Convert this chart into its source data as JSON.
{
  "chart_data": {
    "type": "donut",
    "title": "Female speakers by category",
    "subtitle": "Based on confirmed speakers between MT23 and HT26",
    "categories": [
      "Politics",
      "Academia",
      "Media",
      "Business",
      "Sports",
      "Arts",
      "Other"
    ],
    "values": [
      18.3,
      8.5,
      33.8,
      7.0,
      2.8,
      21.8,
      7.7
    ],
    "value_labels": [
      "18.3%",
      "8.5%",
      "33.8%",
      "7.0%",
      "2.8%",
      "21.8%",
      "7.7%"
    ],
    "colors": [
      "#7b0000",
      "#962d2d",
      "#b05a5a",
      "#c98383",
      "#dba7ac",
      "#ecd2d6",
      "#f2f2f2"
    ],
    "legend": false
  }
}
:::
▶ [TASK] Copy each line of the listing that contains the string "speakers".

▶ [FINISHED ANSWER]
    "title": "Female speakers by category",
    "subtitle": "Based on confirmed speakers between MT23 and HT26",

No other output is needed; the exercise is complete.